>> BEGIN DATA RECORDS
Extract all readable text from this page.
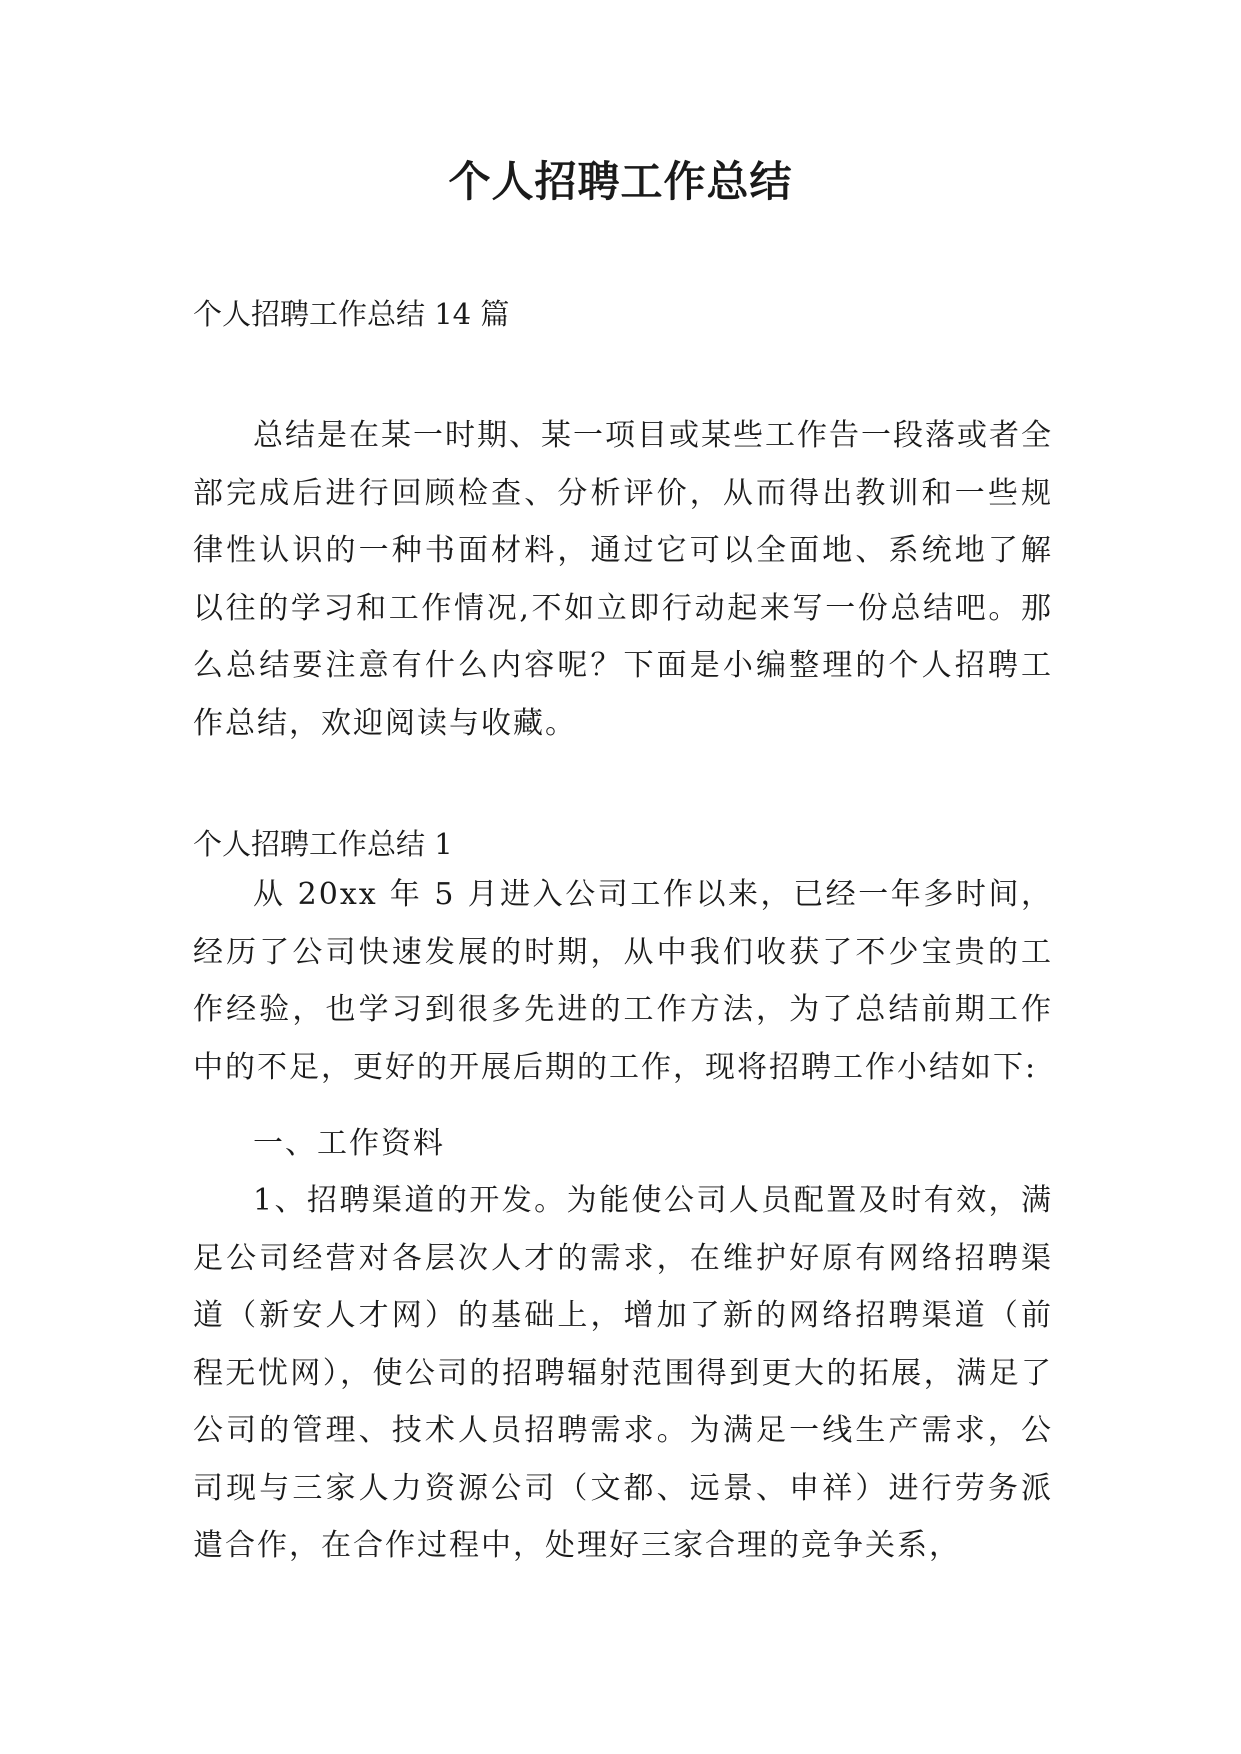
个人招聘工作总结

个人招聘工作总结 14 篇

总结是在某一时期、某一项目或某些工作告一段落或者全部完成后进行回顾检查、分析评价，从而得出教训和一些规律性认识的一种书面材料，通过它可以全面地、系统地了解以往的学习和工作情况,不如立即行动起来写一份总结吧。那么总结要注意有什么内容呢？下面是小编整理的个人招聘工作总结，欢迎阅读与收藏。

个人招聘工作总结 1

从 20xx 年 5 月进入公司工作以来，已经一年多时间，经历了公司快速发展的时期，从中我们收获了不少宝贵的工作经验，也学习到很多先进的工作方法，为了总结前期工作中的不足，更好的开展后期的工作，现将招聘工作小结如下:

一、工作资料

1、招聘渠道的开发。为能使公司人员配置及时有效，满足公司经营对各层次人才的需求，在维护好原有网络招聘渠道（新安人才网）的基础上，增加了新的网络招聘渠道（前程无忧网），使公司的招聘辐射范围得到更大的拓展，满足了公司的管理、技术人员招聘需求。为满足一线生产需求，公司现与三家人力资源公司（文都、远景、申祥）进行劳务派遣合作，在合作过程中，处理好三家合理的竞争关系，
>> END DATA RECORDS
Repeat each entry precisely as it appears. Leave the pictures out.

Extract all readable text from this page.
个人招聘工作总结

个人招聘工作总结 14 篇

总结是在某一时期、某一项目或某些工作告一段落或者全部完成后进行回顾检查、分析评价，从而得出教训和一些规律性认识的一种书面材料，通过它可以全面地、系统地了解以往的学习和工作情况,不如立即行动起来写一份总结吧。那么总结要注意有什么内容呢？下面是小编整理的个人招聘工作总结，欢迎阅读与收藏。

个人招聘工作总结 1

从 20xx 年 5 月进入公司工作以来，已经一年多时间，经历了公司快速发展的时期，从中我们收获了不少宝贵的工作经验，也学习到很多先进的工作方法，为了总结前期工作中的不足，更好的开展后期的工作，现将招聘工作小结如下:

一、工作资料

1、招聘渠道的开发。为能使公司人员配置及时有效，满足公司经营对各层次人才的需求，在维护好原有网络招聘渠道（新安人才网）的基础上，增加了新的网络招聘渠道（前程无忧网），使公司的招聘辐射范围得到更大的拓展，满足了公司的管理、技术人员招聘需求。为满足一线生产需求，公司现与三家人力资源公司（文都、远景、申祥）进行劳务派遣合作，在合作过程中，处理好三家合理的竞争关系，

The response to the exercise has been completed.